* Task description *
Examine the entries below, count the lines holding the string "تعالى", and respond with the number only.

* Records for the task *

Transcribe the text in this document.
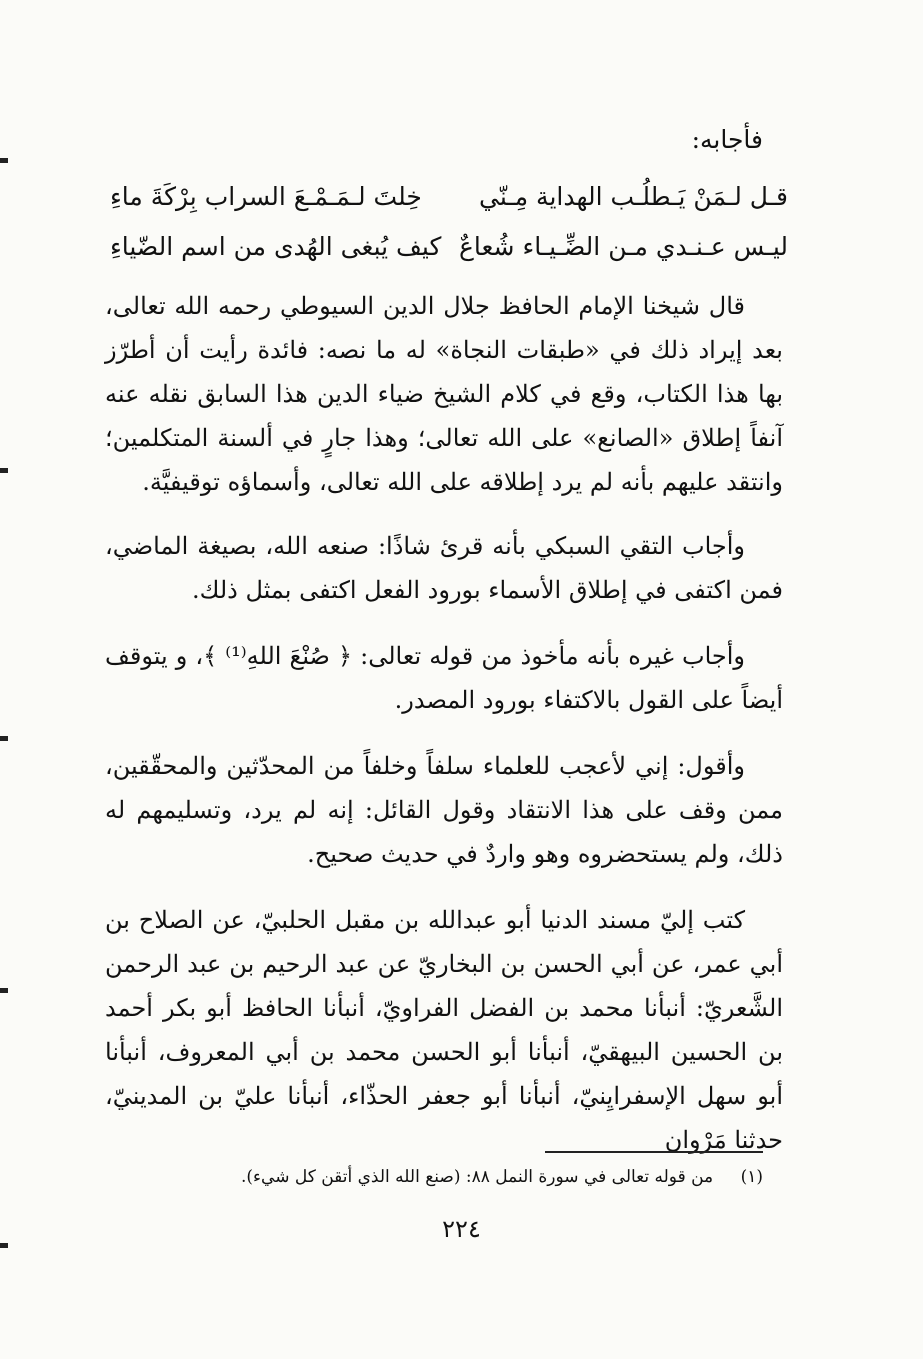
فأجابه:
قـل لـمَنْ يَـطلُـب الهداية مِـنّي
خِلتَ لـمَـمْـعَ السراب بِرْكَةَ ماءِ
ليـس عـنـدي مـن الضِّـيـاء شُعاعٌ
كيف يُبغى الهُدى من اسم الضّياءِ

قال شيخنا الإمام الحافظ جلال الدين السيوطي رحمه الله تعالى، بعد إيراد ذلك في «طبقات النجاة» له ما نصه: فائدة رأيت أن أطرّز بها هذا الكتاب، وقع في كلام الشيخ ضياء الدين هذا السابق نقله عنه آنفاً إطلاق «الصانع» على الله تعالى؛ وهذا جارٍ في ألسنة المتكلمين؛ وانتقد عليهم بأنه لم يرد إطلاقه على الله تعالى، وأسماؤه توقيفيَّة.

وأجاب التقي السبكي بأنه قرئ شاذًا: صنعه الله، بصيغة الماضي، فمن اكتفى في إطلاق الأسماء بورود الفعل اكتفى بمثل ذلك.

وأجاب غيره بأنه مأخوذ من قوله تعالى: ﴿ صُنْعَ اللهِ⁽¹⁾ ﴾، و يتوقف أيضاً على القول بالاكتفاء بورود المصدر.

وأقول: إني لأعجب للعلماء سلفاً وخلفاً من المحدّثين والمحقّقين، ممن وقف على هذا الانتقاد وقول القائل: إنه لم يرد، وتسليمهم له ذلك، ولم يستحضروه وهو واردٌ في حديث صحيح.

كتب إليّ مسند الدنيا أبو عبدالله بن مقبل الحلبيّ، عن الصلاح بن أبي عمر، عن أبي الحسن بن البخاريّ عن عبد الرحيم بن عبد الرحمن الشَّعريّ: أنبأنا محمد بن الفضل الفراويّ، أنبأنا الحافظ أبو بكر أحمد بن الحسين البيهقيّ، أنبأنا أبو الحسن محمد بن أبي المعروف، أنبأنا أبو سهل الإسفرايِنيّ، أنبأنا أبو جعفر الحذّاء، أنبأنا عليّ بن المدينيّ، حدثنا مَرْوان

(١) من قوله تعالى في سورة النمل ٨٨: (صنع الله الذي أتقن كل شيء).
٢٢٤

* Reply *
3